Exercise. Write out the listing beneath this instruction in its entirety, exactly as it reads.

+++ Dataset excerpts +++

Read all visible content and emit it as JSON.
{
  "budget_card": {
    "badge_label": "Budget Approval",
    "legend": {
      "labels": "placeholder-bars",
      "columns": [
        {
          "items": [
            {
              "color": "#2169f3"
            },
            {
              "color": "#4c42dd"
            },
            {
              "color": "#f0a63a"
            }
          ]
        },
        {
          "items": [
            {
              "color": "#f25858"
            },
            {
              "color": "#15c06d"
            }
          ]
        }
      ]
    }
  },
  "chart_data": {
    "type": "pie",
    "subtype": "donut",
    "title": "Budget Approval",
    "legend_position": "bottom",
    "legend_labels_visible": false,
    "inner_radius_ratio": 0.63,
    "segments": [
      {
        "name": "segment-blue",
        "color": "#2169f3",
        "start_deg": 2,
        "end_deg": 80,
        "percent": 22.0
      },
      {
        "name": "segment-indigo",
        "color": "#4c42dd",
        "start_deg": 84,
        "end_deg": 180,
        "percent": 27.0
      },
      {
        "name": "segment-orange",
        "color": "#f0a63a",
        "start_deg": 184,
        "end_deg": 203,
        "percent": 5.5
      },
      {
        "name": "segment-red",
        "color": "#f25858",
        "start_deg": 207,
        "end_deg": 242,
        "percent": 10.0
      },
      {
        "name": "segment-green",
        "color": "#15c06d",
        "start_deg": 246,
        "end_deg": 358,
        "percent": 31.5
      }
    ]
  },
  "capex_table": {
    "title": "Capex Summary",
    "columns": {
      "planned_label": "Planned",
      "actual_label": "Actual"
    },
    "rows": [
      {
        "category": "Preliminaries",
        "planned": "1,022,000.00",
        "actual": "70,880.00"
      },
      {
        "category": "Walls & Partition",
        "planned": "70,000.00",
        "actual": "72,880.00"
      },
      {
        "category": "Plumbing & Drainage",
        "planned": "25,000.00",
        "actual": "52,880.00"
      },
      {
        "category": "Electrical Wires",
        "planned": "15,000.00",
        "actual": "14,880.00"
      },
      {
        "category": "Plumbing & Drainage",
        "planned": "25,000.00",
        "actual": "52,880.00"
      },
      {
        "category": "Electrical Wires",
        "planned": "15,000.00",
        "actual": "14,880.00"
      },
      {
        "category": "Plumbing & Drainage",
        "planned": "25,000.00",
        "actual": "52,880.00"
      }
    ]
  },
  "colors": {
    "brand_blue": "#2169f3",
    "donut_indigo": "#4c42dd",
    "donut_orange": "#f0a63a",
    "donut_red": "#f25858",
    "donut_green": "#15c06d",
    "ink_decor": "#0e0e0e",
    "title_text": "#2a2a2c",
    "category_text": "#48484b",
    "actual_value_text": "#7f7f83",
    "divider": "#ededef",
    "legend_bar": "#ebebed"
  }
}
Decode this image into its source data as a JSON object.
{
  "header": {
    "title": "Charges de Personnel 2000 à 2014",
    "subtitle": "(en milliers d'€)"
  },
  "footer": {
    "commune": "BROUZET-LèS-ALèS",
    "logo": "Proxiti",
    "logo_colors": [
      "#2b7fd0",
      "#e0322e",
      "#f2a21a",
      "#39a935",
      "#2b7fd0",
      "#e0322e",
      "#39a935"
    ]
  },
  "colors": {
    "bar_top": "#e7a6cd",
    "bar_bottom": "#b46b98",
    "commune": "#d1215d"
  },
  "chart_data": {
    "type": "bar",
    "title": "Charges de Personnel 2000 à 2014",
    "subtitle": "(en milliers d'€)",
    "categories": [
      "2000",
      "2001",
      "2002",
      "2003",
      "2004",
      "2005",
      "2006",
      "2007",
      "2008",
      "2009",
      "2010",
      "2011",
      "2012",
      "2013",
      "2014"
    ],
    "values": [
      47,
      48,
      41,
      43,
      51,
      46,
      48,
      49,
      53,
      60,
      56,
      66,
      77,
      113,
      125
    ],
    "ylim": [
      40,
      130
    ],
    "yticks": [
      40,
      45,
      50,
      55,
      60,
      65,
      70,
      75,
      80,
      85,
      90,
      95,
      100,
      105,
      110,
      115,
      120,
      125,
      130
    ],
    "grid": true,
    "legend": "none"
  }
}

+++

The result.
Read all visible content and emit it as JSON.
{
  "budget_card": {
    "badge_label": "Budget Approval",
    "legend": {
      "labels": "placeholder-bars",
      "columns": [
        {
          "items": [
            {
              "color": "#2169f3"
            },
            {
              "color": "#4c42dd"
            },
            {
              "color": "#f0a63a"
            }
          ]
        },
        {
          "items": [
            {
              "color": "#f25858"
            },
            {
              "color": "#15c06d"
            }
          ]
        }
      ]
    }
  },
  "chart_data": {
    "type": "pie",
    "subtype": "donut",
    "title": "Budget Approval",
    "legend_position": "bottom",
    "legend_labels_visible": false,
    "inner_radius_ratio": 0.63,
    "segments": [
      {
        "name": "segment-blue",
        "color": "#2169f3",
        "start_deg": 2,
        "end_deg": 80,
        "percent": 22.0
      },
      {
        "name": "segment-indigo",
        "color": "#4c42dd",
        "start_deg": 84,
        "end_deg": 180,
        "percent": 27.0
      },
      {
        "name": "segment-orange",
        "color": "#f0a63a",
        "start_deg": 184,
        "end_deg": 203,
        "percent": 5.5
      },
      {
        "name": "segment-red",
        "color": "#f25858",
        "start_deg": 207,
        "end_deg": 242,
        "percent": 10.0
      },
      {
        "name": "segment-green",
        "color": "#15c06d",
        "start_deg": 246,
        "end_deg": 358,
        "percent": 31.5
      }
    ]
  },
  "capex_table": {
    "title": "Capex Summary",
    "columns": {
      "planned_label": "Planned",
      "actual_label": "Actual"
    },
    "rows": [
      {
        "category": "Preliminaries",
        "planned": "1,022,000.00",
        "actual": "70,880.00"
      },
      {
        "category": "Walls & Partition",
        "planned": "70,000.00",
        "actual": "72,880.00"
      },
      {
        "category": "Plumbing & Drainage",
        "planned": "25,000.00",
        "actual": "52,880.00"
      },
      {
        "category": "Electrical Wires",
        "planned": "15,000.00",
        "actual": "14,880.00"
      },
      {
        "category": "Plumbing & Drainage",
        "planned": "25,000.00",
        "actual": "52,880.00"
      },
      {
        "category": "Electrical Wires",
        "planned": "15,000.00",
        "actual": "14,880.00"
      },
      {
        "category": "Plumbing & Drainage",
        "planned": "25,000.00",
        "actual": "52,880.00"
      }
    ]
  },
  "colors": {
    "brand_blue": "#2169f3",
    "donut_indigo": "#4c42dd",
    "donut_orange": "#f0a63a",
    "donut_red": "#f25858",
    "donut_green": "#15c06d",
    "ink_decor": "#0e0e0e",
    "title_text": "#2a2a2c",
    "category_text": "#48484b",
    "actual_value_text": "#7f7f83",
    "divider": "#ededef",
    "legend_bar": "#ebebed"
  }
}
Decode this image into its source data as a JSON object.
{
  "header": {
    "title": "Charges de Personnel 2000 à 2014",
    "subtitle": "(en milliers d'€)"
  },
  "footer": {
    "commune": "BROUZET-LèS-ALèS",
    "logo": "Proxiti",
    "logo_colors": [
      "#2b7fd0",
      "#e0322e",
      "#f2a21a",
      "#39a935",
      "#2b7fd0",
      "#e0322e",
      "#39a935"
    ]
  },
  "colors": {
    "bar_top": "#e7a6cd",
    "bar_bottom": "#b46b98",
    "commune": "#d1215d"
  },
  "chart_data": {
    "type": "bar",
    "title": "Charges de Personnel 2000 à 2014",
    "subtitle": "(en milliers d'€)",
    "categories": [
      "2000",
      "2001",
      "2002",
      "2003",
      "2004",
      "2005",
      "2006",
      "2007",
      "2008",
      "2009",
      "2010",
      "2011",
      "2012",
      "2013",
      "2014"
    ],
    "values": [
      47,
      48,
      41,
      43,
      51,
      46,
      48,
      49,
      53,
      60,
      56,
      66,
      77,
      113,
      125
    ],
    "ylim": [
      40,
      130
    ],
    "yticks": [
      40,
      45,
      50,
      55,
      60,
      65,
      70,
      75,
      80,
      85,
      90,
      95,
      100,
      105,
      110,
      115,
      120,
      125,
      130
    ],
    "grid": true,
    "legend": "none"
  }
}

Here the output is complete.